──────── DATASET ENTRIES

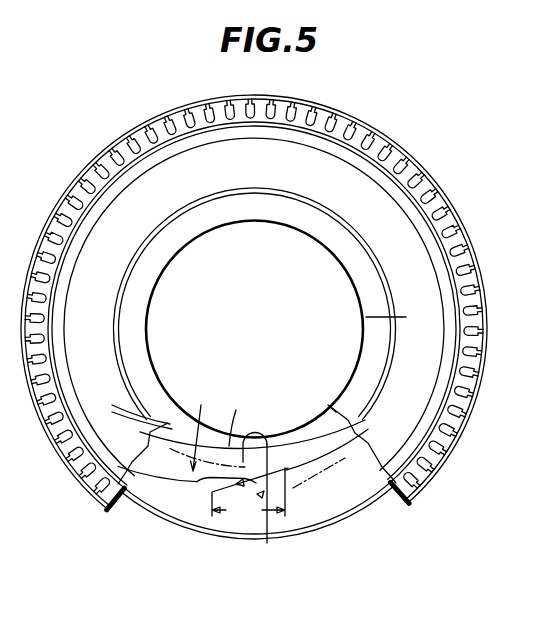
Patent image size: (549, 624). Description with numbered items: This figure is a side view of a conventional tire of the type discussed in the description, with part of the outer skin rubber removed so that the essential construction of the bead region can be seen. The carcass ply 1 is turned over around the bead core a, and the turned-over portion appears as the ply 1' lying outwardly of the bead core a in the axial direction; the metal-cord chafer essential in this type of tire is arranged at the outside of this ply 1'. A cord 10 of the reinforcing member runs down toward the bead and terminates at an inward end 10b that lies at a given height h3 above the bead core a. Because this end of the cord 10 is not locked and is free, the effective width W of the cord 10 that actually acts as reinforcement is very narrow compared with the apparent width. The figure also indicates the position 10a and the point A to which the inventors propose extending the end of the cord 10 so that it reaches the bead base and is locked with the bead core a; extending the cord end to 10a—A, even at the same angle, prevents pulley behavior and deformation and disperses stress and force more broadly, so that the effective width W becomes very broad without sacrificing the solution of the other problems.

The cord 10 is at (195, 493).
The cord end 10a is at (215, 492).
The inward end 10b is at (288, 468).
The carcass ply 1 is at (249, 517).
The ply 1' is at (266, 420).
The point A is at (332, 408).
The height h3 is at (206, 425).
The bead core a is at (234, 416).
The effective width W is at (248, 496).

────────────────

▶ _GIVEN PROBLEM_: Please convert the material above into a JSON list of strings, one string per line, with blank lines omitted. Leave the pictures out of the answer.

▶ _EXERCISE ANSWER_:
[
  "Patent image size: (549, 624). Description with numbered items: This figure is a side view of a conventional tire of the type discussed in the description, with part of the outer skin rubber removed so that the essential construction of the bead region can be seen. The carcass ply 1 is turned over around the bead core a, and the turned-over portion appears as the ply 1' lying outwardly of the bead core a in the axial direction; the metal-cord chafer essential in this type of tire is arranged at the outside of this ply 1'. A cord 10 of the reinforcing member runs down toward the bead and terminates at an inward end 10b that lies at a given height h3 above the bead core a. Because this end of the cord 10 is not locked and is free, the effective width W of the cord 10 that actually acts as reinforcement is very narrow compared with the apparent width. The figure also indicates the position 10a and the point A to which the inventors propose extending the end of the cord 10 so that it reaches the bead base and is locked with the bead core a; extending the cord end to 10a—A, even at the same angle, prevents pulley behavior and deformation and disperses stress and force more broadly, so that the effective width W becomes very broad without sacrificing the solution of the other problems.",
  "The cord 10 is at (195, 493).",
  "The cord end 10a is at (215, 492).",
  "The inward end 10b is at (288, 468).",
  "The carcass ply 1 is at (249, 517).",
  "The ply 1' is at (266, 420).",
  "The point A is at (332, 408).",
  "The height h3 is at (206, 425).",
  "The bead core a is at (234, 416).",
  "The effective width W is at (248, 496)."
]